**TASK GOAL:** For each line in the data below that holds "options", return a copy.

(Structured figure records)
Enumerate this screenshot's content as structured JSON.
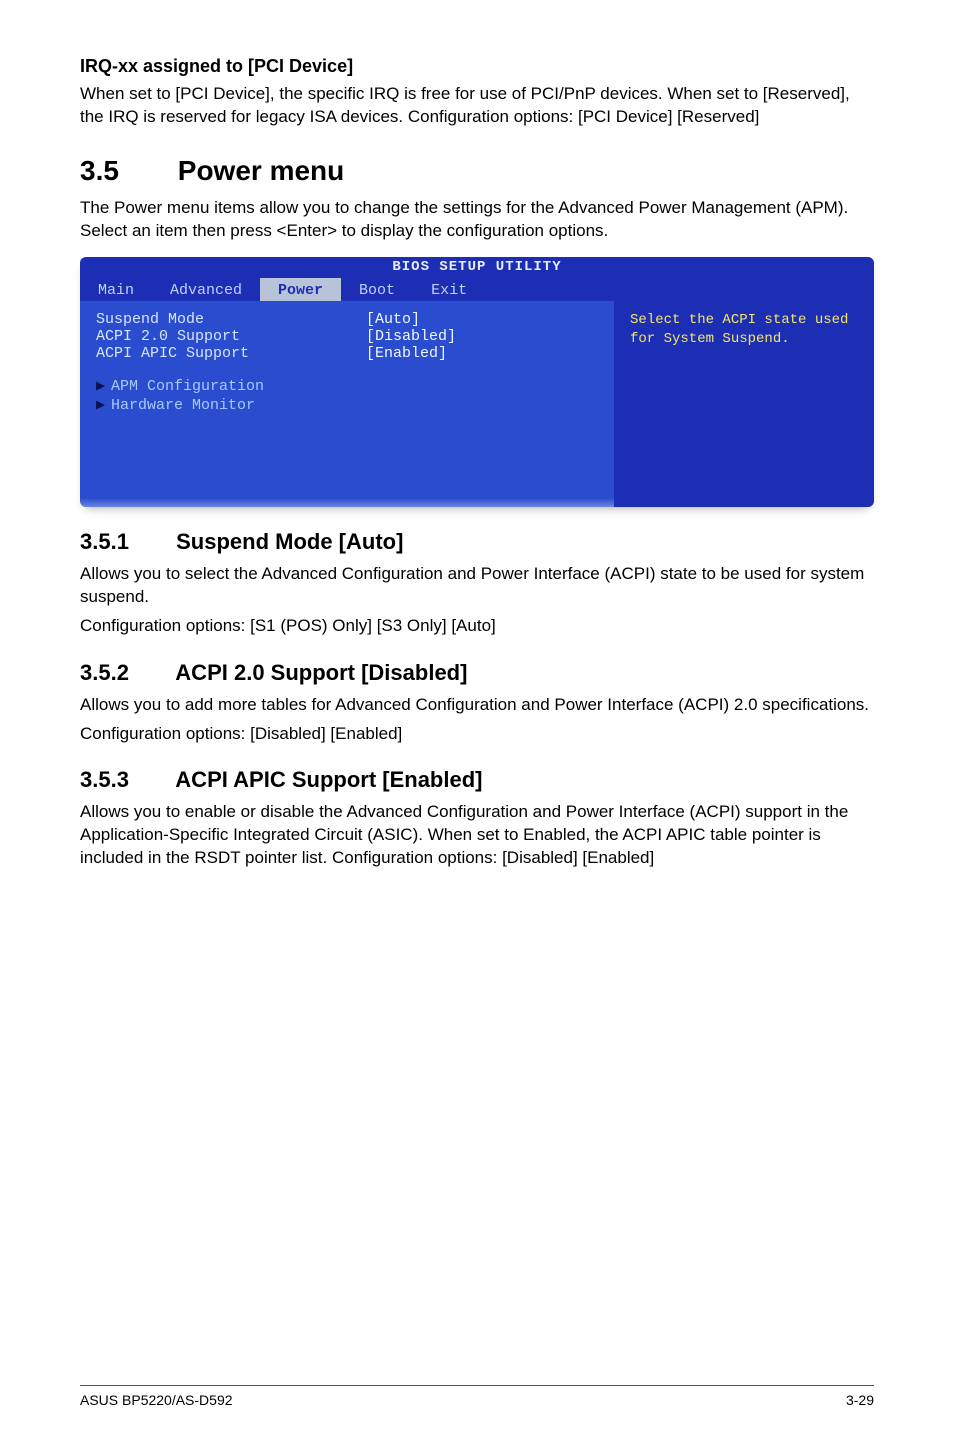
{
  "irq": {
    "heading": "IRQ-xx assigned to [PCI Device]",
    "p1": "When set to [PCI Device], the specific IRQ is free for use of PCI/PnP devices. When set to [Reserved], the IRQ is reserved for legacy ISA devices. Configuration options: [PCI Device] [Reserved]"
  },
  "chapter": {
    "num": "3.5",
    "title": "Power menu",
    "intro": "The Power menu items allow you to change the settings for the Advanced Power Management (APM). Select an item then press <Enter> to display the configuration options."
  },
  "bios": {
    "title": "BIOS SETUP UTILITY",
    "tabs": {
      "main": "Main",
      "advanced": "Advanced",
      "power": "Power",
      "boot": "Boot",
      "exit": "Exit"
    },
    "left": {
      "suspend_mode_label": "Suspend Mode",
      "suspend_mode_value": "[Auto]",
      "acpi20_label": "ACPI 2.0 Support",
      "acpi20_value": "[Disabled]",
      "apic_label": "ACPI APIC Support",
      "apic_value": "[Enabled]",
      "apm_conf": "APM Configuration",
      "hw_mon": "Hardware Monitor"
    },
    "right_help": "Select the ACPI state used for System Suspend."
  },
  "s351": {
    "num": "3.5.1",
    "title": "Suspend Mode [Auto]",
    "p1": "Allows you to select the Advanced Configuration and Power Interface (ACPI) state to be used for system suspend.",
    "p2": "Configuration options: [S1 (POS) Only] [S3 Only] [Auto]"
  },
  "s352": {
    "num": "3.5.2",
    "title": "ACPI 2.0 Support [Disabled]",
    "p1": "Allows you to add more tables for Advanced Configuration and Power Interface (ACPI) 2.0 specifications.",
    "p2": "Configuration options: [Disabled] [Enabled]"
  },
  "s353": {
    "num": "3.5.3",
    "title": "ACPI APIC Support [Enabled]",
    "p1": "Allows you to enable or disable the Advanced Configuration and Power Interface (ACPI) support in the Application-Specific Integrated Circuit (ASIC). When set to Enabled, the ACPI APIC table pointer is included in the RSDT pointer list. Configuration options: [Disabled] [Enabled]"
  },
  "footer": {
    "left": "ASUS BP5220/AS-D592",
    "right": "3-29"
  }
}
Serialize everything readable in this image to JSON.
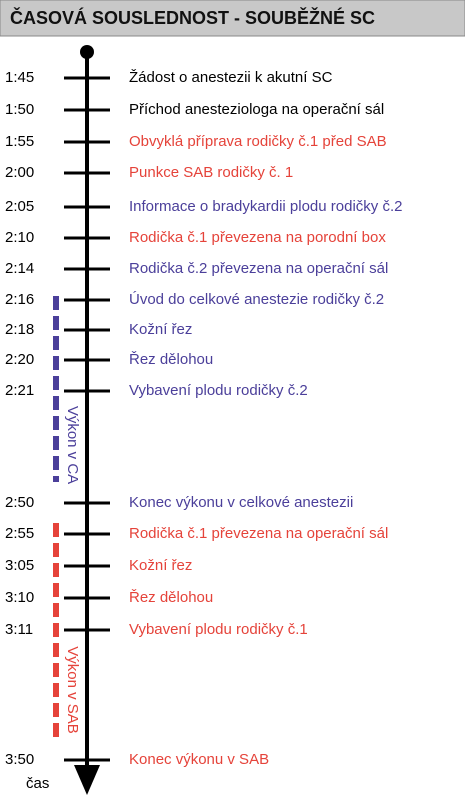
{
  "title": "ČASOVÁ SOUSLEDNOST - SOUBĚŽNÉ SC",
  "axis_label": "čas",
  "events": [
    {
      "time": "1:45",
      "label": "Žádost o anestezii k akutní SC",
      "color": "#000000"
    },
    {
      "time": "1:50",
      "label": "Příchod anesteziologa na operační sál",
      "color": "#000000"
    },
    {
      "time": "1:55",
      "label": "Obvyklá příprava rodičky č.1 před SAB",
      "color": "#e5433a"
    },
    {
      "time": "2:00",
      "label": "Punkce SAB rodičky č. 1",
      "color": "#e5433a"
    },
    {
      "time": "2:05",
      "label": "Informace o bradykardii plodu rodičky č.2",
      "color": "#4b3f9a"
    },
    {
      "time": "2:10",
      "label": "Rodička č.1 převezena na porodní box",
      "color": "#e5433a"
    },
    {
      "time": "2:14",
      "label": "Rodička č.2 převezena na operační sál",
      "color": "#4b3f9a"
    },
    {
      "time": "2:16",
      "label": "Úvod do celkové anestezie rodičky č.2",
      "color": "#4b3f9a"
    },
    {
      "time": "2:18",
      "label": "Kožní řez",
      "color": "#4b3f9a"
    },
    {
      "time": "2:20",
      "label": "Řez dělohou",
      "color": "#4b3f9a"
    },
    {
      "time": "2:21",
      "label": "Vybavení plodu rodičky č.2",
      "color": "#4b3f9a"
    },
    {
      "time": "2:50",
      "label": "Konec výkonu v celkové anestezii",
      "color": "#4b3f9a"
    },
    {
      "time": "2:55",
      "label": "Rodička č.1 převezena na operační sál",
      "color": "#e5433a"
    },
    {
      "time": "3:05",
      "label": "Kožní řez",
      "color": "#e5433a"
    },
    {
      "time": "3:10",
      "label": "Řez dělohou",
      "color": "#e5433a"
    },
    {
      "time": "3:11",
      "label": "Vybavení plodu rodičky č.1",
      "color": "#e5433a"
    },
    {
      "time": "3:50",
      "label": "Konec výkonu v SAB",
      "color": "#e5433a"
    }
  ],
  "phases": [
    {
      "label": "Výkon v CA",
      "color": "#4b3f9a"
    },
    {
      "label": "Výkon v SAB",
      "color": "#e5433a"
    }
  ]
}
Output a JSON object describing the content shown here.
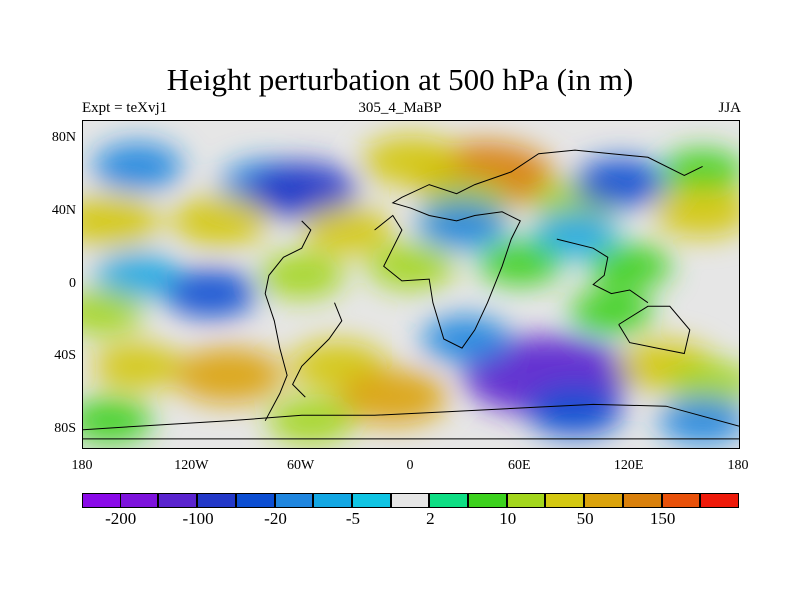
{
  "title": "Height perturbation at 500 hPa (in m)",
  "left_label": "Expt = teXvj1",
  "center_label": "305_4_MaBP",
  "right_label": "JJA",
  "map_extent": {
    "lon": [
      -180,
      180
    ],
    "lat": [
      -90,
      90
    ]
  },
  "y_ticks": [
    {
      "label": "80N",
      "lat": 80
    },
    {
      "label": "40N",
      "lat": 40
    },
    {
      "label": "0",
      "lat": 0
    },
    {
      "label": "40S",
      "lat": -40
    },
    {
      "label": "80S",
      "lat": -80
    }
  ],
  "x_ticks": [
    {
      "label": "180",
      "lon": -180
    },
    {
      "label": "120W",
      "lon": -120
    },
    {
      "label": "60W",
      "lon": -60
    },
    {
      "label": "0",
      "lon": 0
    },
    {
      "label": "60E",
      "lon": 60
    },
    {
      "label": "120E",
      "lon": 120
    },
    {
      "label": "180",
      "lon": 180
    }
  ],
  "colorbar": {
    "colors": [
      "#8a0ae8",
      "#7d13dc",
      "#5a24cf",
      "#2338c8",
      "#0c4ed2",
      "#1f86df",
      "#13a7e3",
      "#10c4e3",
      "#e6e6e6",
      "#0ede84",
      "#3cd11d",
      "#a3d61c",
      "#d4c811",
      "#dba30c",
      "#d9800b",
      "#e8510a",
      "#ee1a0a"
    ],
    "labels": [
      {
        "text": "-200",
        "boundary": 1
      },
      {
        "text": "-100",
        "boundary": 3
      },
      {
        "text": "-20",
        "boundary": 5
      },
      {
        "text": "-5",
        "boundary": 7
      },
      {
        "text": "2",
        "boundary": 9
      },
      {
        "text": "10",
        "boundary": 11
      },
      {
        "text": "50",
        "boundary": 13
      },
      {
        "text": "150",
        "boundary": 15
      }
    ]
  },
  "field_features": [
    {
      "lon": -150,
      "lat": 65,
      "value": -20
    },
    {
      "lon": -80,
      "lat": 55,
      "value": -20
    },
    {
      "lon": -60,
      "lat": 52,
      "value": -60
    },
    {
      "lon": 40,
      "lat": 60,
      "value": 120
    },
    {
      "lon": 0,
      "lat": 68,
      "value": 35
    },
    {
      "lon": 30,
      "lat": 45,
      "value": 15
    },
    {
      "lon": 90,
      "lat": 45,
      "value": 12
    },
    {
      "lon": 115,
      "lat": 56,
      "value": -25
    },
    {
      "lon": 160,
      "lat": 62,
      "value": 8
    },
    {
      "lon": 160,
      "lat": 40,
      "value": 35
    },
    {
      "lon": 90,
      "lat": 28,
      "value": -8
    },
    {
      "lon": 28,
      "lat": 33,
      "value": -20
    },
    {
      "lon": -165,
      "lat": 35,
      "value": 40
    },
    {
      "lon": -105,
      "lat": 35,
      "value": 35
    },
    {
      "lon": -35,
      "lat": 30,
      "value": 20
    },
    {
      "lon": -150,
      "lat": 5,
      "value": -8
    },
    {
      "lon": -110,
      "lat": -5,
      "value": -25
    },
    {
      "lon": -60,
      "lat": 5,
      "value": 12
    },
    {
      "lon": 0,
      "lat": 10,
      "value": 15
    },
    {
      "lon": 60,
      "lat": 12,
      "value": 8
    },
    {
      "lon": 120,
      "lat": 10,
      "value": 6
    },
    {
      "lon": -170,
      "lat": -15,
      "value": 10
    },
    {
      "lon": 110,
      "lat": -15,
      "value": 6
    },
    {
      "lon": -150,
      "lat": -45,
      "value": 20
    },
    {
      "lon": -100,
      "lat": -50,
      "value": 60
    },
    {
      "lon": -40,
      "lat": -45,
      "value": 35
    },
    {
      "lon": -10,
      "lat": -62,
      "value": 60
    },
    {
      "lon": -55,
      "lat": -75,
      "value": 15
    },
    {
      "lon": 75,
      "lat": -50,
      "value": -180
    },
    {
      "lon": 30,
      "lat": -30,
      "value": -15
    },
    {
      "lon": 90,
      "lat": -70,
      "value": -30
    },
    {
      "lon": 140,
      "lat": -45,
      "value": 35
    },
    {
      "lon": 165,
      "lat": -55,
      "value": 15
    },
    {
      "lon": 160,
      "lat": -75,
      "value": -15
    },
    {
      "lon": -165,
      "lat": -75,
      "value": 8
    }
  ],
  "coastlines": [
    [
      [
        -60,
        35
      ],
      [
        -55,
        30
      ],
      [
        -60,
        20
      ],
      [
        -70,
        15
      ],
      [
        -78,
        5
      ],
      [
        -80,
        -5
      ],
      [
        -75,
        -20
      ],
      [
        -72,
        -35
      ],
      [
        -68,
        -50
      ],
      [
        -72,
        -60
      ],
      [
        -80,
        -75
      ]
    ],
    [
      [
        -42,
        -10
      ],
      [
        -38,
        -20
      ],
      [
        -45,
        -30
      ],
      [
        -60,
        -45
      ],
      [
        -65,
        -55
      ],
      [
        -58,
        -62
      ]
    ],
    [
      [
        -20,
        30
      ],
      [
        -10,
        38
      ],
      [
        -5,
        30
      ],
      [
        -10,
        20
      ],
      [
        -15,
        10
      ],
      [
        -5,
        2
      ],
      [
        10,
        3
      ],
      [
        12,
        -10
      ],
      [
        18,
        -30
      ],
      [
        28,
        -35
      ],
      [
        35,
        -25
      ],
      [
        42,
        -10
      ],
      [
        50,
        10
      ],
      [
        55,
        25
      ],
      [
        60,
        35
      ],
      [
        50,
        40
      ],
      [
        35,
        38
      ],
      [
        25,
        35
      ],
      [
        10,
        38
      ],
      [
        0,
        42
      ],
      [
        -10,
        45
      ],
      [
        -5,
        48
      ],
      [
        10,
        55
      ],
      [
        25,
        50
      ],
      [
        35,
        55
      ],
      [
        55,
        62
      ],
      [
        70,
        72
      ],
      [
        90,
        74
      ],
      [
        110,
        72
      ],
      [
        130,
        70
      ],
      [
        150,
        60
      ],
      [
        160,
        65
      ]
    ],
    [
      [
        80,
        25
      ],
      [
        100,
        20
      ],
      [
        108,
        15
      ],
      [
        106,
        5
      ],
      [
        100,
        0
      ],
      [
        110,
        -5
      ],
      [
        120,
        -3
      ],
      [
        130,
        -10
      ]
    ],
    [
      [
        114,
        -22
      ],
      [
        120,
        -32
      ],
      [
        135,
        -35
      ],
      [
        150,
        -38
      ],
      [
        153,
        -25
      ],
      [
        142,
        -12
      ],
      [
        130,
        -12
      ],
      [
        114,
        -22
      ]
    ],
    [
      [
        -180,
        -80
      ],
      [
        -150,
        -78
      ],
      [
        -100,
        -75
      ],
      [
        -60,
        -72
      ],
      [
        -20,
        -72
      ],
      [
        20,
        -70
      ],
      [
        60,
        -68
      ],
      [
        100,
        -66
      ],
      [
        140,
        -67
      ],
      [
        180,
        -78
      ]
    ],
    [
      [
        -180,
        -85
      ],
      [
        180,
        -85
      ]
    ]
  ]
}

**IN RESPONSE:**
    "p1": "When set to [PCI Device], the specific IRQ is free for use of PCI/PnP devices. When set to [Reserved], the IRQ is reserved for legacy ISA devices. Configuration options: [PCI Device] [Reserved]"
    "intro": "The Power menu items allow you to change the settings for the Advanced Power Management (APM). Select an item then press <Enter> to display the configuration options."
    "p2": "Configuration options: [S1 (POS) Only] [S3 Only] [Auto]"
    "p2": "Configuration options: [Disabled] [Enabled]"
    "p1": "Allows you to enable or disable the Advanced Configuration and Power Interface (ACPI) support in the Application-Specific Integrated Circuit (ASIC). When set to Enabled, the ACPI APIC table pointer is included in the RSDT pointer list. Configuration options: [Disabled] [Enabled]"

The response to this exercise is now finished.